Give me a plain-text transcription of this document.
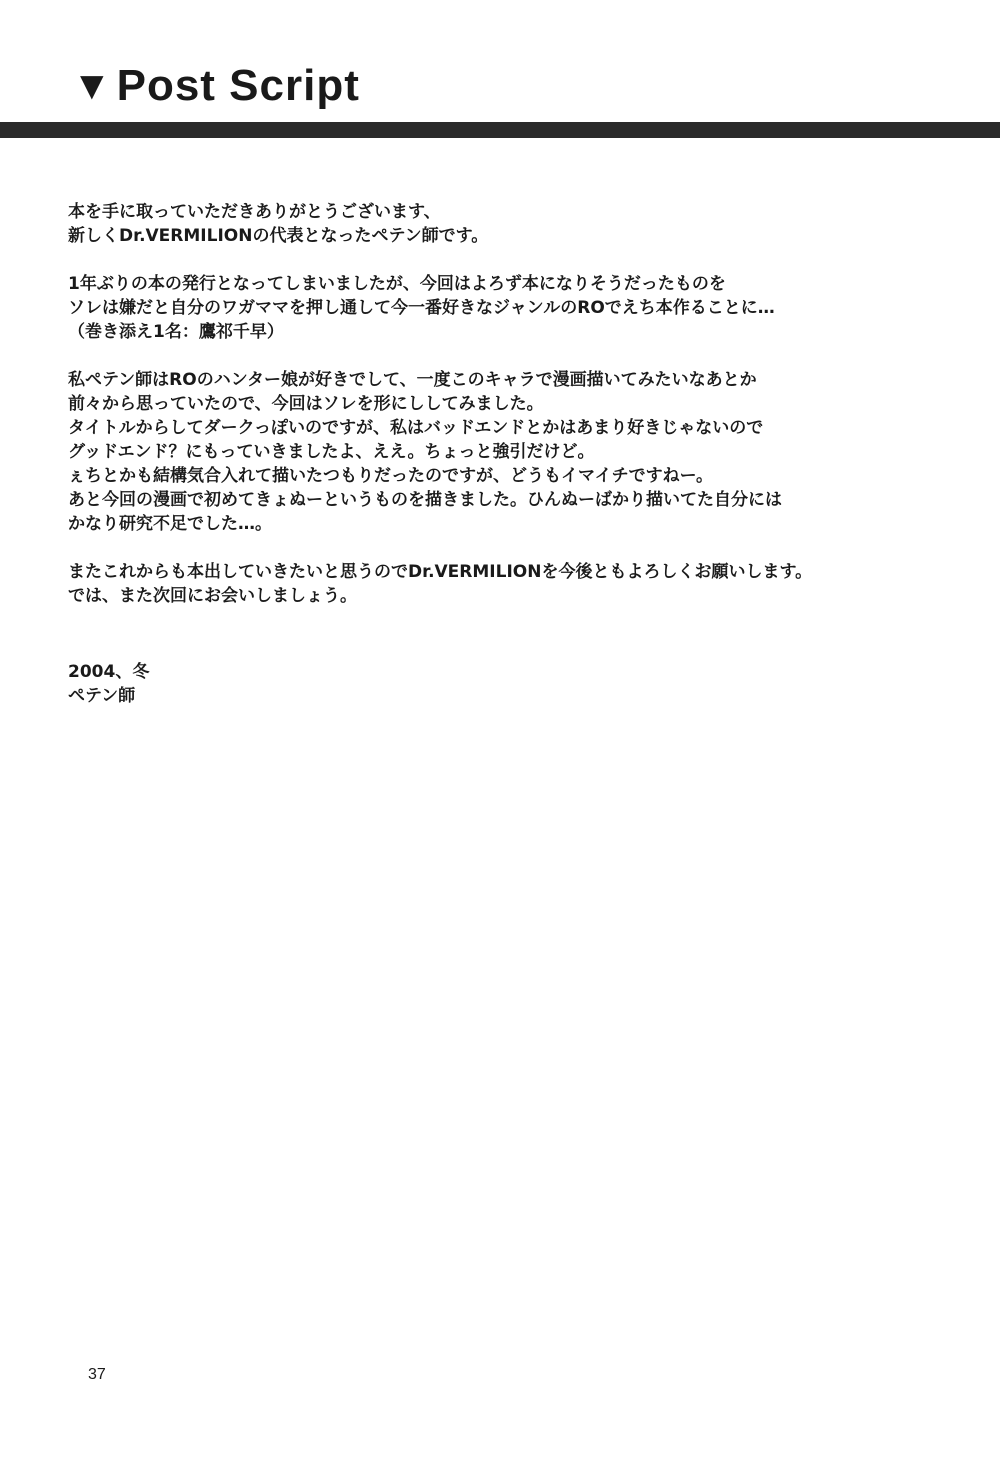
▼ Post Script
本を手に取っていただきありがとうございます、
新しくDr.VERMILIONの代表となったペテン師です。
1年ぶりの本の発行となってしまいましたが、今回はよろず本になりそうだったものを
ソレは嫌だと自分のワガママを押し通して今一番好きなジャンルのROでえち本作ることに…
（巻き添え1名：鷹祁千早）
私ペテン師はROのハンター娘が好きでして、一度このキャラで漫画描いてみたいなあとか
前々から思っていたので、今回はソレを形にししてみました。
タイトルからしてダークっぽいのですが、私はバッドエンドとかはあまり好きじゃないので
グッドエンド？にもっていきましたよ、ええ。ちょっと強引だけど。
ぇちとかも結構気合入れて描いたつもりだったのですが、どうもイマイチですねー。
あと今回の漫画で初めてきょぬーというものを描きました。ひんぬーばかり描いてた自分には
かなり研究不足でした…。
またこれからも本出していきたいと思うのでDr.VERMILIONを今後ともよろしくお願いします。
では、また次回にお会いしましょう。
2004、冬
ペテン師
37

....

▶ _PROBLEM REQUIREMENTS_
Every record above should be transcribed exactly; the pictures stay out of the copy.

▶ _WRITTEN RESPONSE_
Give me a plain-text transcription of this document.
▼ Post Script
本を手に取っていただきありがとうございます、
新しくDr.VERMILIONの代表となったペテン師です。
1年ぶりの本の発行となってしまいましたが、今回はよろず本になりそうだったものを
ソレは嫌だと自分のワガママを押し通して今一番好きなジャンルのROでえち本作ることに…
（巻き添え1名：鷹祁千早）
私ペテン師はROのハンター娘が好きでして、一度このキャラで漫画描いてみたいなあとか
前々から思っていたので、今回はソレを形にししてみました。
タイトルからしてダークっぽいのですが、私はバッドエンドとかはあまり好きじゃないので
グッドエンド？にもっていきましたよ、ええ。ちょっと強引だけど。
ぇちとかも結構気合入れて描いたつもりだったのですが、どうもイマイチですねー。
あと今回の漫画で初めてきょぬーというものを描きました。ひんぬーばかり描いてた自分には
かなり研究不足でした…。
またこれからも本出していきたいと思うのでDr.VERMILIONを今後ともよろしくお願いします。
では、また次回にお会いしましょう。
2004、冬
ペテン師
37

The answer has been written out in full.